INFORMATION SHOWN:
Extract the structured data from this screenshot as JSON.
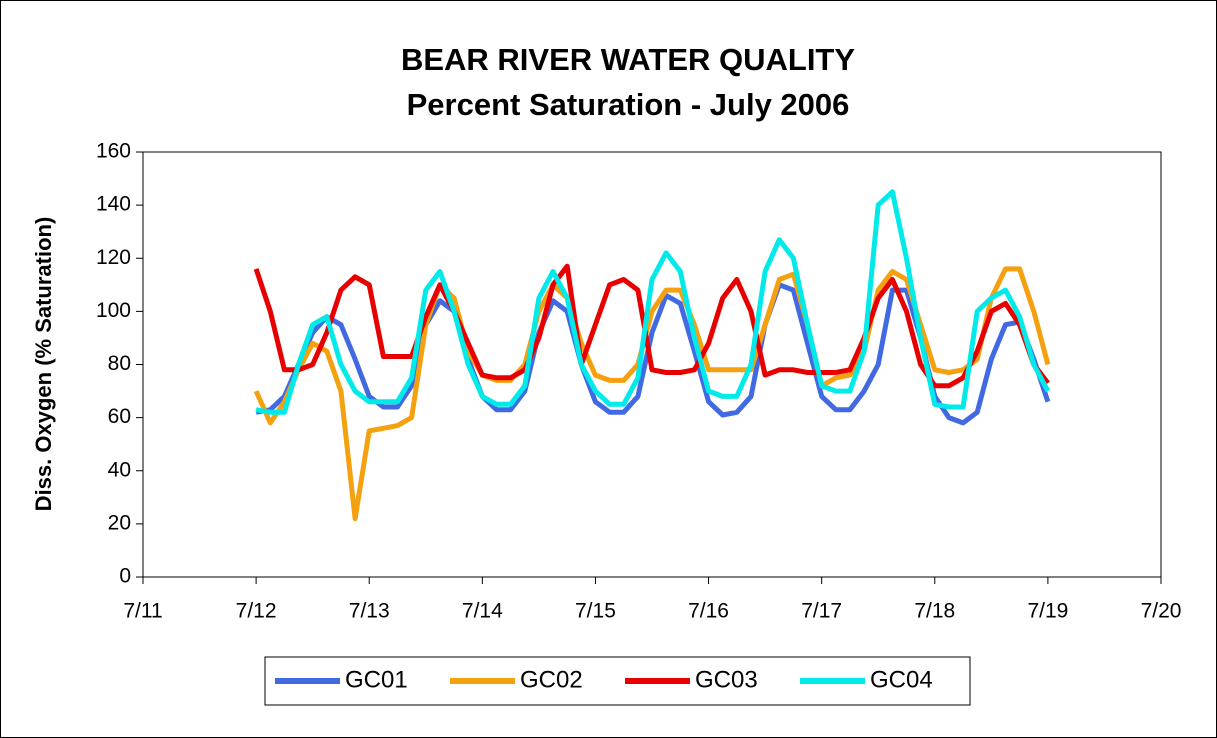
{
  "chart_data": {
    "type": "line",
    "title": "BEAR RIVER WATER QUALITY",
    "subtitle": "Percent Saturation - July 2006",
    "y_label": "Diss. Oxygen (% Saturation)",
    "x": [
      12,
      12.125,
      12.25,
      12.375,
      12.5,
      12.625,
      12.75,
      12.875,
      13,
      13.125,
      13.25,
      13.375,
      13.5,
      13.625,
      13.75,
      13.875,
      14,
      14.125,
      14.25,
      14.375,
      14.5,
      14.625,
      14.75,
      14.875,
      15,
      15.125,
      15.25,
      15.375,
      15.5,
      15.625,
      15.75,
      15.875,
      16,
      16.125,
      16.25,
      16.375,
      16.5,
      16.625,
      16.75,
      16.875,
      17,
      17.125,
      17.25,
      17.375,
      17.5,
      17.625,
      17.75,
      17.875,
      18,
      18.125,
      18.25,
      18.375,
      18.5,
      18.625,
      18.75,
      18.875,
      19
    ],
    "series": [
      {
        "name": "GC01",
        "color": "#4169e1",
        "values": [
          62,
          63,
          68,
          80,
          92,
          98,
          95,
          82,
          68,
          64,
          64,
          72,
          95,
          104,
          100,
          82,
          68,
          63,
          63,
          70,
          92,
          104,
          100,
          80,
          66,
          62,
          62,
          68,
          92,
          106,
          103,
          85,
          66,
          61,
          62,
          68,
          95,
          110,
          108,
          88,
          68,
          63,
          63,
          70,
          80,
          108,
          108,
          90,
          68,
          60,
          58,
          62,
          82,
          95,
          96,
          82,
          66
        ]
      },
      {
        "name": "GC02",
        "color": "#f5a00f",
        "values": [
          70,
          58,
          66,
          78,
          88,
          85,
          70,
          22,
          55,
          56,
          57,
          60,
          95,
          110,
          105,
          85,
          76,
          74,
          74,
          80,
          100,
          110,
          105,
          88,
          76,
          74,
          74,
          80,
          100,
          108,
          108,
          95,
          78,
          78,
          78,
          78,
          95,
          112,
          114,
          95,
          72,
          75,
          76,
          85,
          108,
          115,
          112,
          95,
          78,
          77,
          78,
          82,
          105,
          116,
          116,
          100,
          80
        ]
      },
      {
        "name": "GC03",
        "color": "#e80000",
        "values": [
          116,
          100,
          78,
          78,
          80,
          92,
          108,
          113,
          110,
          83,
          83,
          83,
          98,
          110,
          100,
          88,
          76,
          75,
          75,
          78,
          90,
          110,
          117,
          80,
          95,
          110,
          112,
          108,
          78,
          77,
          77,
          78,
          88,
          105,
          112,
          100,
          76,
          78,
          78,
          77,
          77,
          77,
          78,
          90,
          105,
          112,
          100,
          80,
          72,
          72,
          75,
          85,
          100,
          103,
          95,
          80,
          73
        ]
      },
      {
        "name": "GC04",
        "color": "#00eaea",
        "values": [
          63,
          62,
          62,
          80,
          95,
          98,
          80,
          70,
          66,
          66,
          66,
          75,
          108,
          115,
          100,
          80,
          68,
          65,
          65,
          72,
          105,
          115,
          105,
          80,
          70,
          65,
          65,
          75,
          112,
          122,
          115,
          90,
          70,
          68,
          68,
          80,
          115,
          127,
          120,
          95,
          72,
          70,
          70,
          85,
          140,
          145,
          120,
          90,
          65,
          64,
          64,
          100,
          105,
          108,
          98,
          80,
          70
        ]
      }
    ],
    "xlim": [
      11,
      20
    ],
    "xticks": [
      {
        "value": 11,
        "label": "7/11"
      },
      {
        "value": 12,
        "label": "7/12"
      },
      {
        "value": 13,
        "label": "7/13"
      },
      {
        "value": 14,
        "label": "7/14"
      },
      {
        "value": 15,
        "label": "7/15"
      },
      {
        "value": 16,
        "label": "7/16"
      },
      {
        "value": 17,
        "label": "7/17"
      },
      {
        "value": 18,
        "label": "7/18"
      },
      {
        "value": 19,
        "label": "7/19"
      },
      {
        "value": 20,
        "label": "7/20"
      }
    ],
    "ylim": [
      0,
      160
    ],
    "yticks": [
      0,
      20,
      40,
      60,
      80,
      100,
      120,
      140,
      160
    ],
    "grid": false,
    "legend": "bottom"
  }
}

WHAT YOU SHOULD DO: From the data above, gather every line that includes the word "name".

RESULT:
        "name": "GC01",
        "name": "GC02",
        "name": "GC03",
        "name": "GC04",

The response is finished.